→ Task instructions
Count every line in the data below where "образование" occurs, then state that number and nothing more.

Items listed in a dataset
— Begin —

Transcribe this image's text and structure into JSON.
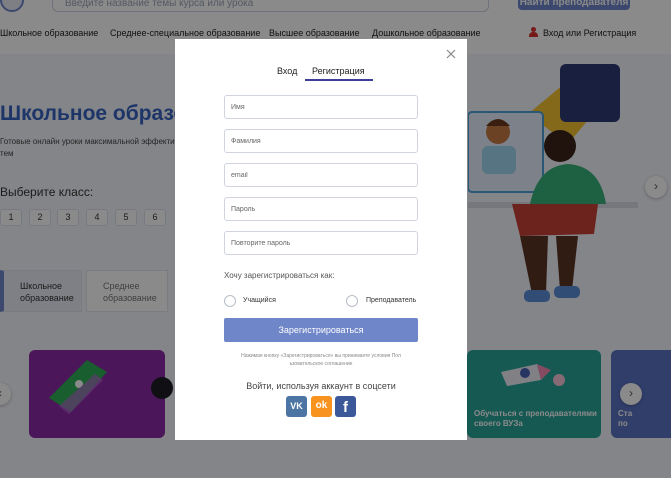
{
  "header": {
    "search_placeholder": "Введите название темы курса или урока",
    "find_teacher_label": "Найти преподавателя",
    "nav": [
      "Школьное образование",
      "Среднее-специальное образование",
      "Высшее образование",
      "Дошкольное образование"
    ],
    "login_link": "Вход или Регистрация"
  },
  "hero": {
    "title": "Школьное образо",
    "subtitle_line1": "Готовые онлайн уроки максимальной эффекти",
    "subtitle_line2": "тем",
    "grade_title": "Выберите класс:",
    "grades": [
      "1",
      "2",
      "3",
      "4",
      "5",
      "6"
    ],
    "edu_tabs": [
      {
        "line1": "Школьное",
        "line2": "образование"
      },
      {
        "line1": "Среднее",
        "line2": "образование"
      }
    ],
    "next_arrow": "›"
  },
  "cards": {
    "prev_arrow": "‹",
    "next_arrow": "›",
    "card_right_title_line1": "Обучаться с преподавателями",
    "card_right_title_line2": "своего ВУЗа",
    "card_edge_title_line1": "Ста",
    "card_edge_title_line2": "по"
  },
  "modal": {
    "tab_login": "Вход",
    "tab_register": "Регистрация",
    "placeholders": {
      "name": "Имя",
      "surname": "Фамилия",
      "email": "email",
      "password": "Пароль",
      "password_repeat": "Повторите пароль"
    },
    "role_title": "Хочу зарегистрироваться как:",
    "role_student": "Учащийся",
    "role_teacher": "Преподаватель",
    "submit_label": "Зарегистрироваться",
    "terms_line1": "Нажимая кнопку «Зарегистрироваться» вы принимаете условия Пол",
    "terms_line2": "ьзовательское соглашение",
    "social_title": "Войти, используя аккаунт в соцсети",
    "social": {
      "vk": "VK",
      "ok": "ok",
      "fb": "f"
    }
  },
  "colors": {
    "accent": "#6f86c9",
    "hero_title": "#3763c0",
    "overlay": "rgba(0,0,0,0.46)",
    "vk": "#4c75a3",
    "ok": "#f7931e",
    "fb": "#3b5998"
  }
}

— End —

→ Response below
6